Work required: Return every record below exactly as written, but leave out the pictures.
====== Records to process
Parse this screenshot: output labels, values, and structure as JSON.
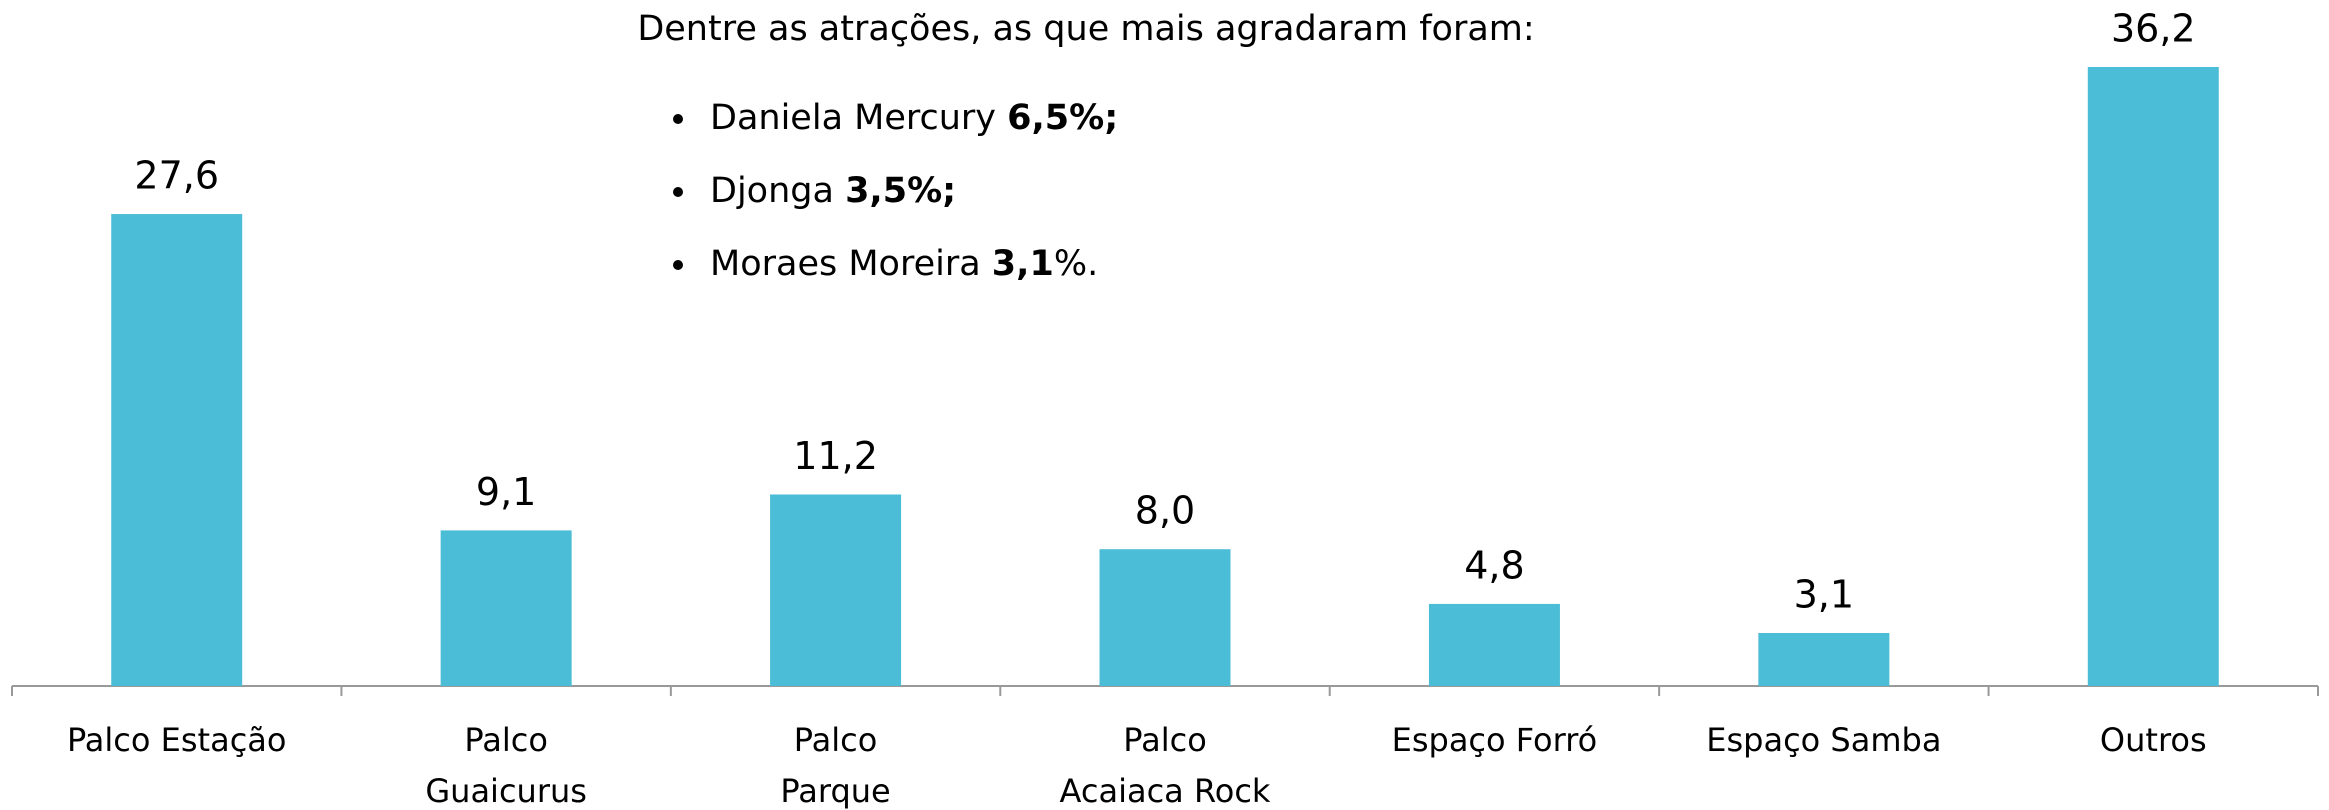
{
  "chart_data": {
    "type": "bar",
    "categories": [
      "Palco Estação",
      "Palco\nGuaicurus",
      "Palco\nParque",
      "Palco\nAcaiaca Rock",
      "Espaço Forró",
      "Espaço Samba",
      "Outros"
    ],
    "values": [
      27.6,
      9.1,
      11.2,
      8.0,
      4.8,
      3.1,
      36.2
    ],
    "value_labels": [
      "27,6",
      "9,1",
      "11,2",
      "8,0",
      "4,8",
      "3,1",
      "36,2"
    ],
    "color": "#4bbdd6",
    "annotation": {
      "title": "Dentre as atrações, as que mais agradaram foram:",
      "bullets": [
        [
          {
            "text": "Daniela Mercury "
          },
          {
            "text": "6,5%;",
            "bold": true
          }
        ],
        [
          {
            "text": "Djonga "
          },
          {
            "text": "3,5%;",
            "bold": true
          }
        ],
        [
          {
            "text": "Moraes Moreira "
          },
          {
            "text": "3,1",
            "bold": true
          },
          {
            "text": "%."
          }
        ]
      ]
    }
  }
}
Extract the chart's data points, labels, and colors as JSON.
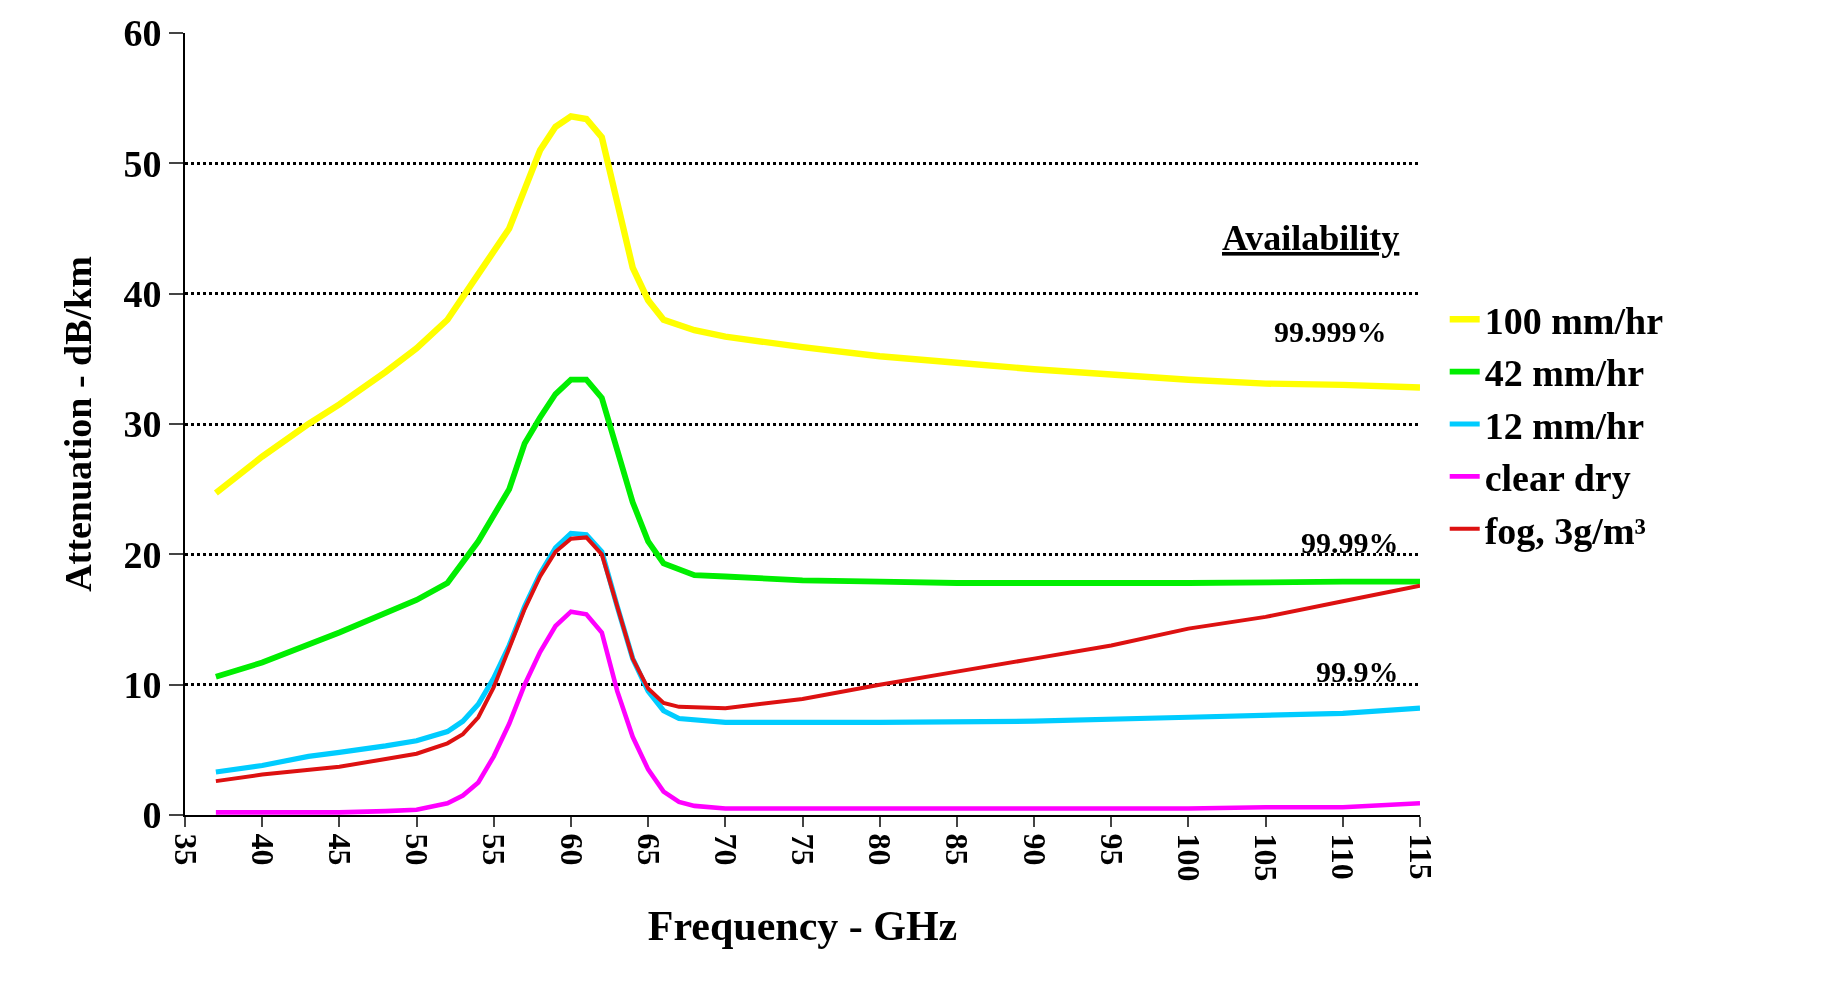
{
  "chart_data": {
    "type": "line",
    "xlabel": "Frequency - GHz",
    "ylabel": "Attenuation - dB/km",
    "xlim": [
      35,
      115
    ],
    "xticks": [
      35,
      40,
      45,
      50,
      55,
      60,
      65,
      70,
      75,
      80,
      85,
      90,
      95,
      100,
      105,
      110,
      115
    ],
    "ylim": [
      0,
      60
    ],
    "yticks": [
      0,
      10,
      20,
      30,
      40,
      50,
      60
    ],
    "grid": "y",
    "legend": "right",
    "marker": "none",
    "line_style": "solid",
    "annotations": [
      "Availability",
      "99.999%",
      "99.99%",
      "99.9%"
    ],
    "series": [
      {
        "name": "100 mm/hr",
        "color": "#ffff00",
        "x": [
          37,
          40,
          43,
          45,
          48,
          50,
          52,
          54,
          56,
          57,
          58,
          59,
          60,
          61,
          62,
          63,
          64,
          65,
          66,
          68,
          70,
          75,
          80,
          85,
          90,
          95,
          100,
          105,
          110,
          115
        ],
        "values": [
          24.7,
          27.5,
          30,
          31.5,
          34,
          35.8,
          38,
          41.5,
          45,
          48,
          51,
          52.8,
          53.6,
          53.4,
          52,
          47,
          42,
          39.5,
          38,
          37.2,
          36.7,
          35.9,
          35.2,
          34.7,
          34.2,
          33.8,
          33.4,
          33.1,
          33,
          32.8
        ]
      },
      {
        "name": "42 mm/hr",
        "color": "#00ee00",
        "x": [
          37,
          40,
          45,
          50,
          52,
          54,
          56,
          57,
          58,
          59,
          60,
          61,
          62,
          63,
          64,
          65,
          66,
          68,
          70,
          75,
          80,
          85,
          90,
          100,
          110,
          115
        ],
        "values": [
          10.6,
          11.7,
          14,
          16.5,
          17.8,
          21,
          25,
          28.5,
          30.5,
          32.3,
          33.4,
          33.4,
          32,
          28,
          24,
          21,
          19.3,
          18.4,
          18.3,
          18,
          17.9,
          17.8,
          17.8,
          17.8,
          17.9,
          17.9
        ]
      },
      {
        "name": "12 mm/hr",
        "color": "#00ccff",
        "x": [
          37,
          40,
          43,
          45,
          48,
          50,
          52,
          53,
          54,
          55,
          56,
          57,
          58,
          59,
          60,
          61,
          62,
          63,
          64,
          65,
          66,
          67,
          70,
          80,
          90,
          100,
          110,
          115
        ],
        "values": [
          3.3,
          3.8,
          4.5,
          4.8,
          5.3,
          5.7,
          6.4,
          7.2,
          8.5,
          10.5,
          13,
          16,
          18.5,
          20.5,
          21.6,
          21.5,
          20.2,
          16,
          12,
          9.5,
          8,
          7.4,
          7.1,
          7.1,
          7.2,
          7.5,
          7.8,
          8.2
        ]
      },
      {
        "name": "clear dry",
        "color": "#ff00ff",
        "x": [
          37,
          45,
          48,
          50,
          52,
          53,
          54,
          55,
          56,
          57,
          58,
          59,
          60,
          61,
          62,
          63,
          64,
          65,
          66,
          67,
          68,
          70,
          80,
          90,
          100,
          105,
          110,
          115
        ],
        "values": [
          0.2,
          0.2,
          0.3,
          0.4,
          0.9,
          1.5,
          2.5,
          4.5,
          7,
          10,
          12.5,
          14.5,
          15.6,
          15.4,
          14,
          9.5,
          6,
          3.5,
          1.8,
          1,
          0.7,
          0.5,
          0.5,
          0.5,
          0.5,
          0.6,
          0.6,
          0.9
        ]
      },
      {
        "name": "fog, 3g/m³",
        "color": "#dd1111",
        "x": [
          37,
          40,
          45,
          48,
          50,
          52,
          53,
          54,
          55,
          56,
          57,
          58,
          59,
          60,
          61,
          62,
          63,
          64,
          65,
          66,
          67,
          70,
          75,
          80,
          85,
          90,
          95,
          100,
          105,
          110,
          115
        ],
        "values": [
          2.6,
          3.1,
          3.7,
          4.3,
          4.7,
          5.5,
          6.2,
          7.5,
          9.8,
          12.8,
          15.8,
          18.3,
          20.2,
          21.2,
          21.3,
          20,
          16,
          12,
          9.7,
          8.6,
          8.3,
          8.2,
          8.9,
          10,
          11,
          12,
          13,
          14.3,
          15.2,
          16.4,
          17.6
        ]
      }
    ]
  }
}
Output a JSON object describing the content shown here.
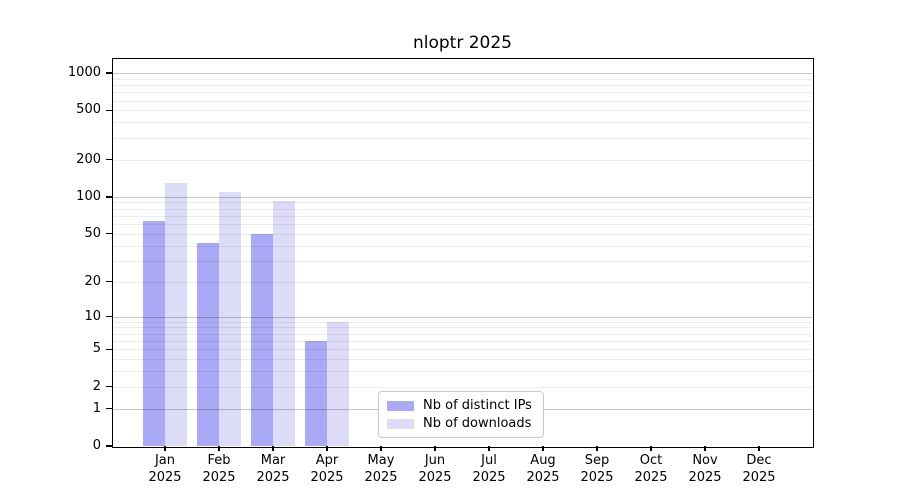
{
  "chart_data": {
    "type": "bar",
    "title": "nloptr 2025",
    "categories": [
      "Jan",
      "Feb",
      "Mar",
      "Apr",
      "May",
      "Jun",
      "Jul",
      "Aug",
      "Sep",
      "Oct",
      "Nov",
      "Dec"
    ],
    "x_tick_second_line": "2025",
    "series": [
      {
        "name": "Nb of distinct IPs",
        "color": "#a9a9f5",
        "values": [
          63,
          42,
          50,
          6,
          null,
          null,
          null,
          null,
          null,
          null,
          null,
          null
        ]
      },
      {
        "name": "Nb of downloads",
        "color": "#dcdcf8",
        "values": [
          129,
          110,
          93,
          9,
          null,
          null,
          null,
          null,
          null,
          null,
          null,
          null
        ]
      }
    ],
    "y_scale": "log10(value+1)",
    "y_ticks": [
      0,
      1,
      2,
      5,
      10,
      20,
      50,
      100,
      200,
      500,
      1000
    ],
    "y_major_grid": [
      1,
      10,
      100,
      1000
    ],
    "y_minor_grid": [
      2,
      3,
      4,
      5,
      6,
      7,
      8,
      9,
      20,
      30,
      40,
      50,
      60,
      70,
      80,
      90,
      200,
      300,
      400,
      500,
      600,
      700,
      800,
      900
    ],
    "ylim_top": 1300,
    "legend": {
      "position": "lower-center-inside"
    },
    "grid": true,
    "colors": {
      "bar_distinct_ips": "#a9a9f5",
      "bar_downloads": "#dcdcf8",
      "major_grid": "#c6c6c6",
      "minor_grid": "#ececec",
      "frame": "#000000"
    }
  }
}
============
Solution to this exercise:
Parse this screenshot: output labels, values, and structure as JSON.
{
  "chart_data": {
    "type": "bar",
    "categories": [
      "Palco Estação",
      "Palco\nGuaicurus",
      "Palco\nParque",
      "Palco\nAcaiaca Rock",
      "Espaço Forró",
      "Espaço Samba",
      "Outros"
    ],
    "values": [
      27.6,
      9.1,
      11.2,
      8.0,
      4.8,
      3.1,
      36.2
    ],
    "value_labels": [
      "27,6",
      "9,1",
      "11,2",
      "8,0",
      "4,8",
      "3,1",
      "36,2"
    ],
    "color": "#4bbdd6",
    "annotation": {
      "title": "Dentre as atrações, as que mais agradaram foram:",
      "bullets": [
        [
          {
            "text": "Daniela Mercury "
          },
          {
            "text": "6,5%;",
            "bold": true
          }
        ],
        [
          {
            "text": "Djonga "
          },
          {
            "text": "3,5%;",
            "bold": true
          }
        ],
        [
          {
            "text": "Moraes Moreira "
          },
          {
            "text": "3,1",
            "bold": true
          },
          {
            "text": "%."
          }
        ]
      ]
    }
  }
}
Extract the chart's data points, labels, and colors as JSON.
{
  "chart_data": {
    "type": "line",
    "xlabel": "Frequency - GHz",
    "ylabel": "Attenuation - dB/km",
    "xlim": [
      35,
      115
    ],
    "xticks": [
      35,
      40,
      45,
      50,
      55,
      60,
      65,
      70,
      75,
      80,
      85,
      90,
      95,
      100,
      105,
      110,
      115
    ],
    "ylim": [
      0,
      60
    ],
    "yticks": [
      0,
      10,
      20,
      30,
      40,
      50,
      60
    ],
    "grid": "y",
    "legend": "right",
    "marker": "none",
    "line_style": "solid",
    "annotations": [
      "Availability",
      "99.999%",
      "99.99%",
      "99.9%"
    ],
    "series": [
      {
        "name": "100 mm/hr",
        "color": "#ffff00",
        "x": [
          37,
          40,
          43,
          45,
          48,
          50,
          52,
          54,
          56,
          57,
          58,
          59,
          60,
          61,
          62,
          63,
          64,
          65,
          66,
          68,
          70,
          75,
          80,
          85,
          90,
          95,
          100,
          105,
          110,
          115
        ],
        "values": [
          24.7,
          27.5,
          30,
          31.5,
          34,
          35.8,
          38,
          41.5,
          45,
          48,
          51,
          52.8,
          53.6,
          53.4,
          52,
          47,
          42,
          39.5,
          38,
          37.2,
          36.7,
          35.9,
          35.2,
          34.7,
          34.2,
          33.8,
          33.4,
          33.1,
          33,
          32.8
        ]
      },
      {
        "name": "42 mm/hr",
        "color": "#00ee00",
        "x": [
          37,
          40,
          45,
          50,
          52,
          54,
          56,
          57,
          58,
          59,
          60,
          61,
          62,
          63,
          64,
          65,
          66,
          68,
          70,
          75,
          80,
          85,
          90,
          100,
          110,
          115
        ],
        "values": [
          10.6,
          11.7,
          14,
          16.5,
          17.8,
          21,
          25,
          28.5,
          30.5,
          32.3,
          33.4,
          33.4,
          32,
          28,
          24,
          21,
          19.3,
          18.4,
          18.3,
          18,
          17.9,
          17.8,
          17.8,
          17.8,
          17.9,
          17.9
        ]
      },
      {
        "name": "12 mm/hr",
        "color": "#00ccff",
        "x": [
          37,
          40,
          43,
          45,
          48,
          50,
          52,
          53,
          54,
          55,
          56,
          57,
          58,
          59,
          60,
          61,
          62,
          63,
          64,
          65,
          66,
          67,
          70,
          80,
          90,
          100,
          110,
          115
        ],
        "values": [
          3.3,
          3.8,
          4.5,
          4.8,
          5.3,
          5.7,
          6.4,
          7.2,
          8.5,
          10.5,
          13,
          16,
          18.5,
          20.5,
          21.6,
          21.5,
          20.2,
          16,
          12,
          9.5,
          8,
          7.4,
          7.1,
          7.1,
          7.2,
          7.5,
          7.8,
          8.2
        ]
      },
      {
        "name": "clear dry",
        "color": "#ff00ff",
        "x": [
          37,
          45,
          48,
          50,
          52,
          53,
          54,
          55,
          56,
          57,
          58,
          59,
          60,
          61,
          62,
          63,
          64,
          65,
          66,
          67,
          68,
          70,
          80,
          90,
          100,
          105,
          110,
          115
        ],
        "values": [
          0.2,
          0.2,
          0.3,
          0.4,
          0.9,
          1.5,
          2.5,
          4.5,
          7,
          10,
          12.5,
          14.5,
          15.6,
          15.4,
          14,
          9.5,
          6,
          3.5,
          1.8,
          1,
          0.7,
          0.5,
          0.5,
          0.5,
          0.5,
          0.6,
          0.6,
          0.9
        ]
      },
      {
        "name": "fog, 3g/m³",
        "color": "#dd1111",
        "x": [
          37,
          40,
          45,
          48,
          50,
          52,
          53,
          54,
          55,
          56,
          57,
          58,
          59,
          60,
          61,
          62,
          63,
          64,
          65,
          66,
          67,
          70,
          75,
          80,
          85,
          90,
          95,
          100,
          105,
          110,
          115
        ],
        "values": [
          2.6,
          3.1,
          3.7,
          4.3,
          4.7,
          5.5,
          6.2,
          7.5,
          9.8,
          12.8,
          15.8,
          18.3,
          20.2,
          21.2,
          21.3,
          20,
          16,
          12,
          9.7,
          8.6,
          8.3,
          8.2,
          8.9,
          10,
          11,
          12,
          13,
          14.3,
          15.2,
          16.4,
          17.6
        ]
      }
    ]
  }
}
Output a JSON object describing the content shown here.
{
  "chart_data": {
    "type": "bar",
    "title": "nloptr 2025",
    "categories": [
      "Jan",
      "Feb",
      "Mar",
      "Apr",
      "May",
      "Jun",
      "Jul",
      "Aug",
      "Sep",
      "Oct",
      "Nov",
      "Dec"
    ],
    "x_tick_second_line": "2025",
    "series": [
      {
        "name": "Nb of distinct IPs",
        "color": "#a9a9f5",
        "values": [
          63,
          42,
          50,
          6,
          null,
          null,
          null,
          null,
          null,
          null,
          null,
          null
        ]
      },
      {
        "name": "Nb of downloads",
        "color": "#dcdcf8",
        "values": [
          129,
          110,
          93,
          9,
          null,
          null,
          null,
          null,
          null,
          null,
          null,
          null
        ]
      }
    ],
    "y_scale": "log10(value+1)",
    "y_ticks": [
      0,
      1,
      2,
      5,
      10,
      20,
      50,
      100,
      200,
      500,
      1000
    ],
    "y_major_grid": [
      1,
      10,
      100,
      1000
    ],
    "y_minor_grid": [
      2,
      3,
      4,
      5,
      6,
      7,
      8,
      9,
      20,
      30,
      40,
      50,
      60,
      70,
      80,
      90,
      200,
      300,
      400,
      500,
      600,
      700,
      800,
      900
    ],
    "ylim_top": 1300,
    "legend": {
      "position": "lower-center-inside"
    },
    "grid": true,
    "colors": {
      "bar_distinct_ips": "#a9a9f5",
      "bar_downloads": "#dcdcf8",
      "major_grid": "#c6c6c6",
      "minor_grid": "#ececec",
      "frame": "#000000"
    }
  }
}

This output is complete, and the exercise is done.